● What the exercise asks
Copy out the listing below with "Front View" swapped for "Front Panel" wherever it occurs. Change nothing else.

● Provided data

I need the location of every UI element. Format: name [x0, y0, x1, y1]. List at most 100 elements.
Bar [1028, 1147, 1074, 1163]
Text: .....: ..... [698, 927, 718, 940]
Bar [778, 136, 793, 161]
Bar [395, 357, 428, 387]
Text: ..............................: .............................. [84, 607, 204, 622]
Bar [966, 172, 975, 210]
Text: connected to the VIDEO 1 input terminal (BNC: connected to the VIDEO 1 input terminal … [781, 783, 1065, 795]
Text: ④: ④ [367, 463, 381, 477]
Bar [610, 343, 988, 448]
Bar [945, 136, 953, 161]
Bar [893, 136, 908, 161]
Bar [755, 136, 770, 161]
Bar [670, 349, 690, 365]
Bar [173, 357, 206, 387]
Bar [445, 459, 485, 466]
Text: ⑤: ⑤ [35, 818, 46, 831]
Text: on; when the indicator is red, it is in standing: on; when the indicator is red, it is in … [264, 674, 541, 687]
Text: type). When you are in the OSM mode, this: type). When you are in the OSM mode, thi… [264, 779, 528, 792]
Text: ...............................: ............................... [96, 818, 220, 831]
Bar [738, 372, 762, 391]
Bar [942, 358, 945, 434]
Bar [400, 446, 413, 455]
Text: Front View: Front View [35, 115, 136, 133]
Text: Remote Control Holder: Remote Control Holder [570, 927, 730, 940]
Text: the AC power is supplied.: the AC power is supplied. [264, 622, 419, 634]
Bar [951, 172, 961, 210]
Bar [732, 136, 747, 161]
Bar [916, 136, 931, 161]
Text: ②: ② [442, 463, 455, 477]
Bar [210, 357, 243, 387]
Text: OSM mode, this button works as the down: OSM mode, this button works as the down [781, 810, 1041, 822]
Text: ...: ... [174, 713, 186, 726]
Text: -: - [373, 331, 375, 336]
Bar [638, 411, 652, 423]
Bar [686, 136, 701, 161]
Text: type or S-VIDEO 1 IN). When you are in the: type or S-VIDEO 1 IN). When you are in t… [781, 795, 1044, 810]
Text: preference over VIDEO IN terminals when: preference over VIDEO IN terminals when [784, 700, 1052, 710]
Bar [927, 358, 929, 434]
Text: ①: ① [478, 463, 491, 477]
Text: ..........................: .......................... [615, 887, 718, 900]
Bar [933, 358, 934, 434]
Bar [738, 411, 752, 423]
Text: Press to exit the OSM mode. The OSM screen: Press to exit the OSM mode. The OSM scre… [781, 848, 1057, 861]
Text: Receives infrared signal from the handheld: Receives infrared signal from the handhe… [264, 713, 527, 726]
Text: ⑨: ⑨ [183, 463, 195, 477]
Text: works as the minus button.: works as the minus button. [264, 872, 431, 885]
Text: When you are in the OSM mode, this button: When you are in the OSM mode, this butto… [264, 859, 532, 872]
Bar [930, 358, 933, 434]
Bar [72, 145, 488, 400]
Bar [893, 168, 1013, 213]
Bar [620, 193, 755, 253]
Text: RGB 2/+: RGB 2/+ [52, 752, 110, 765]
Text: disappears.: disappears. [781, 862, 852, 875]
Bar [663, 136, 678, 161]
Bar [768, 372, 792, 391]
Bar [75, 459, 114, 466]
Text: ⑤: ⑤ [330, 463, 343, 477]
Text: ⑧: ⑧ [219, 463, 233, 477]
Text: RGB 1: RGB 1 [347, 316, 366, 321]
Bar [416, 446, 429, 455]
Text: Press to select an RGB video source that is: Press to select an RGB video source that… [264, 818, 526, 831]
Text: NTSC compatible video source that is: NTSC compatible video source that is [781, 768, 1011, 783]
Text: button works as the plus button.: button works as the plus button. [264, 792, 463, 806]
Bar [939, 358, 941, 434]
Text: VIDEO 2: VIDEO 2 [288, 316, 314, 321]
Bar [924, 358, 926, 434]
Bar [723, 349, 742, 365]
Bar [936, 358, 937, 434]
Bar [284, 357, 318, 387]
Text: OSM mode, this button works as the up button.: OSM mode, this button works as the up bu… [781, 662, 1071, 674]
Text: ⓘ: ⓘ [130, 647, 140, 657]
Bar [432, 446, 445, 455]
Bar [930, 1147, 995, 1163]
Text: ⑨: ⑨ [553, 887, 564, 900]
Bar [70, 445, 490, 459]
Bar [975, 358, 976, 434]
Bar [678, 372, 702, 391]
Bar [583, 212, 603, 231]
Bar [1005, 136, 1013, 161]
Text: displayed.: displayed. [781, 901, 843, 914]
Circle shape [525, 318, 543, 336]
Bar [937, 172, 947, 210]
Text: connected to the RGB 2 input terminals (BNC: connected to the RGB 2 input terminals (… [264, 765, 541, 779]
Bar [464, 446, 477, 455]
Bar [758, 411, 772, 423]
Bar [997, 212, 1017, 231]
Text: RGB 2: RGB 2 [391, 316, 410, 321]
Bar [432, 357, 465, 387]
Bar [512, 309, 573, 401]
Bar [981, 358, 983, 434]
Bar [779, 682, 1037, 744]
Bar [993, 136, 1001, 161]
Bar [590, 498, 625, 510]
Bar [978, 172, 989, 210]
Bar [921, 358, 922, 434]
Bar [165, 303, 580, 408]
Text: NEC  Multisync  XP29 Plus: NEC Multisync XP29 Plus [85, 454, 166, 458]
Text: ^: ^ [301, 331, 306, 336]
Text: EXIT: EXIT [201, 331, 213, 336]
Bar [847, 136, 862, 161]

● Reply
I need the location of every UI element. Format: name [x0, y0, x1, y1]. List at most 100 elements.
Bar [1028, 1147, 1074, 1163]
Text: .....: ..... [698, 927, 718, 940]
Bar [778, 136, 793, 161]
Bar [395, 357, 428, 387]
Text: ..............................: .............................. [84, 607, 204, 622]
Bar [966, 172, 975, 210]
Text: connected to the VIDEO 1 input terminal (BNC: connected to the VIDEO 1 input terminal … [781, 783, 1065, 795]
Text: ④: ④ [367, 463, 381, 477]
Bar [610, 343, 988, 448]
Bar [945, 136, 953, 161]
Bar [893, 136, 908, 161]
Bar [755, 136, 770, 161]
Bar [670, 349, 690, 365]
Bar [173, 357, 206, 387]
Bar [445, 459, 485, 466]
Text: ⑤: ⑤ [35, 818, 46, 831]
Text: on; when the indicator is red, it is in standing: on; when the indicator is red, it is in … [264, 674, 541, 687]
Text: type). When you are in the OSM mode, this: type). When you are in the OSM mode, thi… [264, 779, 528, 792]
Text: ...............................: ............................... [96, 818, 220, 831]
Bar [738, 372, 762, 391]
Bar [942, 358, 945, 434]
Bar [400, 446, 413, 455]
Text: Front Panel: Front Panel [35, 115, 136, 133]
Text: Remote Control Holder: Remote Control Holder [570, 927, 730, 940]
Text: the AC power is supplied.: the AC power is supplied. [264, 622, 419, 634]
Bar [951, 172, 961, 210]
Bar [732, 136, 747, 161]
Bar [916, 136, 931, 161]
Text: ②: ② [442, 463, 455, 477]
Bar [210, 357, 243, 387]
Text: OSM mode, this button works as the down: OSM mode, this button works as the down [781, 810, 1041, 822]
Text: ...: ... [174, 713, 186, 726]
Text: -: - [373, 331, 375, 336]
Bar [638, 411, 652, 423]
Bar [686, 136, 701, 161]
Text: type or S-VIDEO 1 IN). When you are in the: type or S-VIDEO 1 IN). When you are in t… [781, 795, 1044, 810]
Text: preference over VIDEO IN terminals when: preference over VIDEO IN terminals when [784, 700, 1052, 710]
Bar [927, 358, 929, 434]
Text: ①: ① [478, 463, 491, 477]
Text: ..........................: .......................... [615, 887, 718, 900]
Bar [933, 358, 934, 434]
Bar [738, 411, 752, 423]
Text: Press to exit the OSM mode. The OSM screen: Press to exit the OSM mode. The OSM scre… [781, 848, 1057, 861]
Text: Receives infrared signal from the handheld: Receives infrared signal from the handhe… [264, 713, 527, 726]
Text: ⑨: ⑨ [183, 463, 195, 477]
Text: works as the minus button.: works as the minus button. [264, 872, 431, 885]
Text: When you are in the OSM mode, this button: When you are in the OSM mode, this butto… [264, 859, 532, 872]
Bar [930, 358, 933, 434]
Bar [72, 145, 488, 400]
Bar [893, 168, 1013, 213]
Bar [620, 193, 755, 253]
Text: RGB 2/+: RGB 2/+ [52, 752, 110, 765]
Text: disappears.: disappears. [781, 862, 852, 875]
Bar [663, 136, 678, 161]
Bar [768, 372, 792, 391]
Bar [75, 459, 114, 466]
Text: ⑤: ⑤ [330, 463, 343, 477]
Text: ⑧: ⑧ [219, 463, 233, 477]
Text: RGB 1: RGB 1 [347, 316, 366, 321]
Bar [416, 446, 429, 455]
Text: Press to select an RGB video source that is: Press to select an RGB video source that… [264, 818, 526, 831]
Text: NTSC compatible video source that is: NTSC compatible video source that is [781, 768, 1011, 783]
Text: button works as the plus button.: button works as the plus button. [264, 792, 463, 806]
Bar [939, 358, 941, 434]
Text: VIDEO 2: VIDEO 2 [288, 316, 314, 321]
Bar [924, 358, 926, 434]
Bar [723, 349, 742, 365]
Bar [936, 358, 937, 434]
Bar [284, 357, 318, 387]
Text: OSM mode, this button works as the up button.: OSM mode, this button works as the up bu… [781, 662, 1071, 674]
Text: ⓘ: ⓘ [130, 647, 140, 657]
Bar [432, 446, 445, 455]
Bar [930, 1147, 995, 1163]
Text: ⑨: ⑨ [553, 887, 564, 900]
Bar [70, 445, 490, 459]
Bar [975, 358, 976, 434]
Bar [678, 372, 702, 391]
Bar [583, 212, 603, 231]
Bar [1005, 136, 1013, 161]
Text: displayed.: displayed. [781, 901, 843, 914]
Circle shape [525, 318, 543, 336]
Bar [937, 172, 947, 210]
Text: connected to the RGB 2 input terminals (BNC: connected to the RGB 2 input terminals (… [264, 765, 541, 779]
Bar [464, 446, 477, 455]
Bar [758, 411, 772, 423]
Bar [997, 212, 1017, 231]
Text: RGB 2: RGB 2 [391, 316, 410, 321]
Bar [432, 357, 465, 387]
Bar [512, 309, 573, 401]
Bar [981, 358, 983, 434]
Bar [779, 682, 1037, 744]
Bar [993, 136, 1001, 161]
Bar [590, 498, 625, 510]
Bar [978, 172, 989, 210]
Bar [921, 358, 922, 434]
Bar [165, 303, 580, 408]
Text: NEC  Multisync  XP29 Plus: NEC Multisync XP29 Plus [85, 454, 166, 458]
Text: ^: ^ [301, 331, 306, 336]
Text: EXIT: EXIT [201, 331, 213, 336]
Bar [847, 136, 862, 161]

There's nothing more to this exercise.